**What needs to be done**
Using the listing below, select the lines with the word "srdečního" and copy them.

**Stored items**
▼

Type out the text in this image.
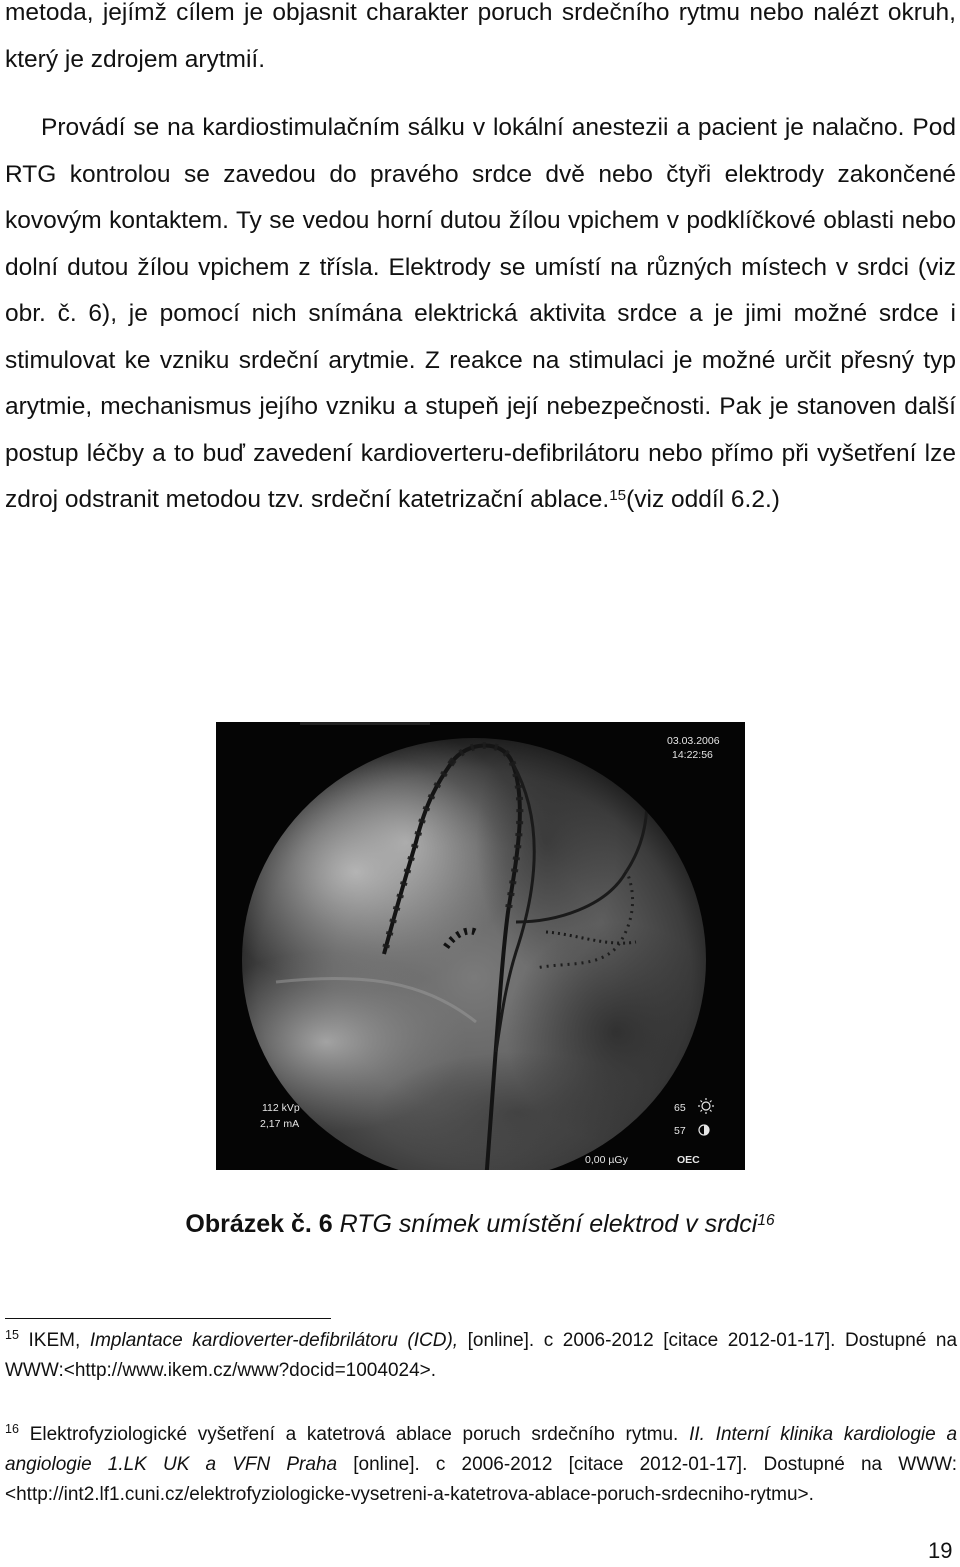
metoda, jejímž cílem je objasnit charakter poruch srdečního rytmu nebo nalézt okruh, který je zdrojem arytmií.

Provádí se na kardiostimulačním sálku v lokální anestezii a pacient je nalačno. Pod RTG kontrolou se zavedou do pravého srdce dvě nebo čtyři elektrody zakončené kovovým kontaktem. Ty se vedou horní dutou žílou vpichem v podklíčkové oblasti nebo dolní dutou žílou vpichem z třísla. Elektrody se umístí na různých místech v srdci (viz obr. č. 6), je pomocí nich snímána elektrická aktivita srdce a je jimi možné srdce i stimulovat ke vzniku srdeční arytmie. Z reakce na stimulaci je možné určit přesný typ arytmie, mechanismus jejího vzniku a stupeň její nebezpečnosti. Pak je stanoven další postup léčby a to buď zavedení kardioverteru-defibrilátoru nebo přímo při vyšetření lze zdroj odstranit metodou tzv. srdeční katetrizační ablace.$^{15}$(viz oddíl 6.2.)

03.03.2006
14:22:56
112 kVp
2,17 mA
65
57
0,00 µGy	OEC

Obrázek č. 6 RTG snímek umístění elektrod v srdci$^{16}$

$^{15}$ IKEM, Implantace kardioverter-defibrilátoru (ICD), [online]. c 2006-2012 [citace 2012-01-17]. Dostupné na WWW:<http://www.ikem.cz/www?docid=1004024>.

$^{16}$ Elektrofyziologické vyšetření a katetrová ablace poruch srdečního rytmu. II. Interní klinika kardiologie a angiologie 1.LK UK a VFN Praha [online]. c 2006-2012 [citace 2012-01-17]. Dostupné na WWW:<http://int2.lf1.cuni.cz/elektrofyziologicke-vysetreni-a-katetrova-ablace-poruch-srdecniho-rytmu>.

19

▲
▼

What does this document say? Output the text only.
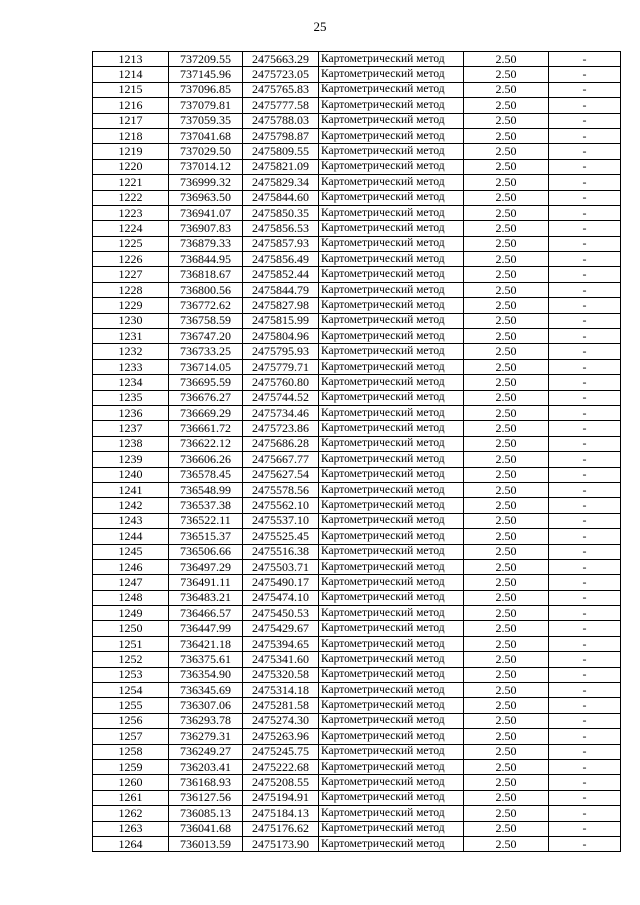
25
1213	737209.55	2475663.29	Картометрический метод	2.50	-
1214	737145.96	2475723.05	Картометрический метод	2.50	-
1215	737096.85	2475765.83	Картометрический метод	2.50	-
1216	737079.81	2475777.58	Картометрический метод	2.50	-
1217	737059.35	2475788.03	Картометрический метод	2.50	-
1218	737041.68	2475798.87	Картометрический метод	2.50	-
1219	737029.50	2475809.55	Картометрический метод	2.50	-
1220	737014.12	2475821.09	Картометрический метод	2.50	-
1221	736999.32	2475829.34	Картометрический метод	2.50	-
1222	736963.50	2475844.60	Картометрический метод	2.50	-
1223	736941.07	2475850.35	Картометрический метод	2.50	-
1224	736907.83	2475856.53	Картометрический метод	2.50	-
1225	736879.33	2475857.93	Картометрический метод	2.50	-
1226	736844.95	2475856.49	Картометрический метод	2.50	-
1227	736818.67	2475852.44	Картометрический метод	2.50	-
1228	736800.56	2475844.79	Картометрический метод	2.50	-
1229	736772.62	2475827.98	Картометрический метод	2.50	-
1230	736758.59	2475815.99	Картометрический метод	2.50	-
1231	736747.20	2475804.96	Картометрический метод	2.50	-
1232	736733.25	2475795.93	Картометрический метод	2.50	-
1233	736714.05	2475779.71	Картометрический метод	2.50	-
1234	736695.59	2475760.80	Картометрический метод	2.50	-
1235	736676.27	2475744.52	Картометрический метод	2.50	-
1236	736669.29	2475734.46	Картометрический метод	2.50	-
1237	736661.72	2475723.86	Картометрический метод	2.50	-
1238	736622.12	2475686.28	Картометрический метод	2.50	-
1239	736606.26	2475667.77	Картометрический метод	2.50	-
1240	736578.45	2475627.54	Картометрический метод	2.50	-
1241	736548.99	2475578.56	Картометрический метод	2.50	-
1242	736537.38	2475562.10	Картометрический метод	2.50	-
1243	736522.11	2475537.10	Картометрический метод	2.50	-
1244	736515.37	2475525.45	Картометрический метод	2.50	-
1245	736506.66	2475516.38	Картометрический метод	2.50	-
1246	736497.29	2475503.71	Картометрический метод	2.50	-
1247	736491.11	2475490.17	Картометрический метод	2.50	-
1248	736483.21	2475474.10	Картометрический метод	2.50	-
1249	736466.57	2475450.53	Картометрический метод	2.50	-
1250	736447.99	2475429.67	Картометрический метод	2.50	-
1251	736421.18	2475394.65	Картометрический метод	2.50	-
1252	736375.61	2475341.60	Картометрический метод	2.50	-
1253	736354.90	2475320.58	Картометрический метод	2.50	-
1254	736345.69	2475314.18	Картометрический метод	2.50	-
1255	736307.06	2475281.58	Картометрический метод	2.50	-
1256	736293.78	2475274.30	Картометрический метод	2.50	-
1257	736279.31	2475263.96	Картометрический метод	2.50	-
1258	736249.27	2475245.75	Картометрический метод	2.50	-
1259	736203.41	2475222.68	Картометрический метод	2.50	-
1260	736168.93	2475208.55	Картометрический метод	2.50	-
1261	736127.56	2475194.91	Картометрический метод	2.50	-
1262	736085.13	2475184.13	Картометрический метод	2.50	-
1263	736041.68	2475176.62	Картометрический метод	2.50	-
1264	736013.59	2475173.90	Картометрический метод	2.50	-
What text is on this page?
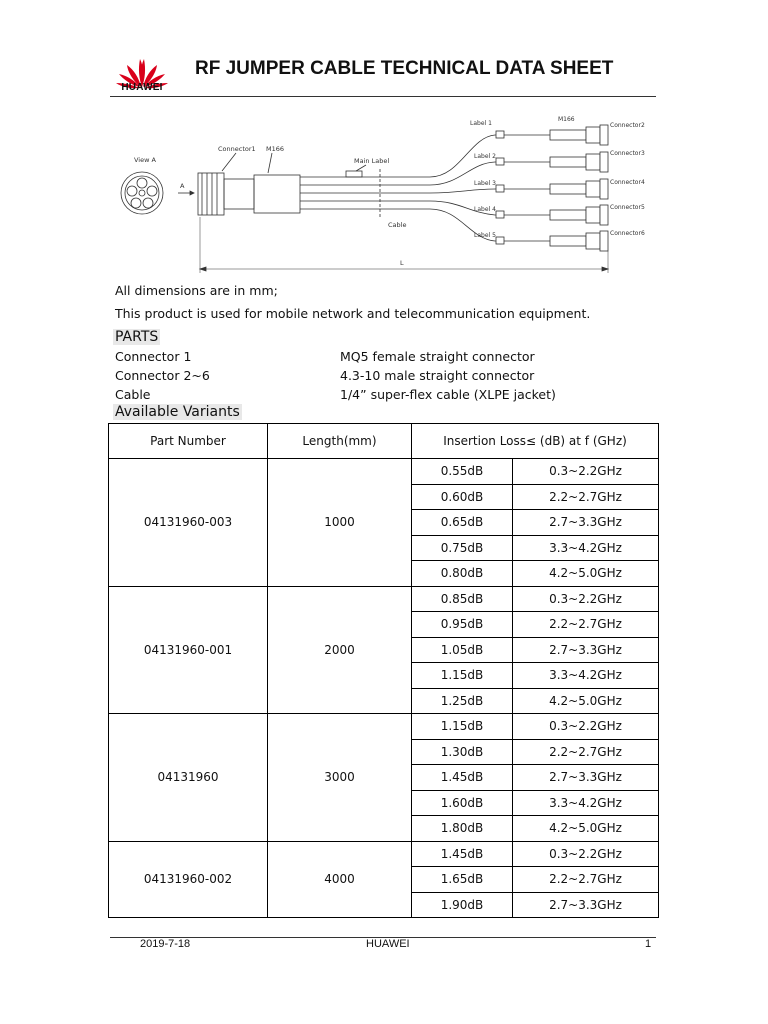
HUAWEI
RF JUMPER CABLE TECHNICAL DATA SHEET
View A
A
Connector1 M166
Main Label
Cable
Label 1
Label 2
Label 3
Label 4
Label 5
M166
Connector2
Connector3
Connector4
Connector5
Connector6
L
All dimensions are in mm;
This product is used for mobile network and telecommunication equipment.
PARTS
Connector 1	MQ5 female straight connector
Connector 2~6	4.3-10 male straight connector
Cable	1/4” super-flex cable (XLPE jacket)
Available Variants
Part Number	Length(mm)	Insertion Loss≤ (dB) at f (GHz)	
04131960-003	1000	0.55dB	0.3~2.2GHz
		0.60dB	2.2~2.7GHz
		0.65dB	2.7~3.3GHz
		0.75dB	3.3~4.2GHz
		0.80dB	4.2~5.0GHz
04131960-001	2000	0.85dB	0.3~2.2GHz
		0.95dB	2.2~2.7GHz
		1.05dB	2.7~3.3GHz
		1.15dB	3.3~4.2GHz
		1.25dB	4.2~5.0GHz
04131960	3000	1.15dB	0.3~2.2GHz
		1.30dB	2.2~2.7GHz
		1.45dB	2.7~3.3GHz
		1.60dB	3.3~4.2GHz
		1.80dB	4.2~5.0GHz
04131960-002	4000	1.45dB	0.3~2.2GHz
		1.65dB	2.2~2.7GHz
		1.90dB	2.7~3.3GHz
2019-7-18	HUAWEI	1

▲

**Output of the exercise**
metoda, jejímž cílem je objasnit charakter poruch srdečního rytmu nebo nalézt okruh, který je zdrojem arytmií.
$^{16}$ Elektrofyziologické vyšetření a katetrová ablace poruch srdečního rytmu. II. Interní klinika kardiologie a angiologie 1.LK UK a VFN Praha [online]. c 2006-2012 [citace 2012-01-17]. Dostupné na WWW:<http://int2.lf1.cuni.cz/elektrofyziologicke-vysetreni-a-katetrova-ablace-poruch-srdecniho-rytmu>.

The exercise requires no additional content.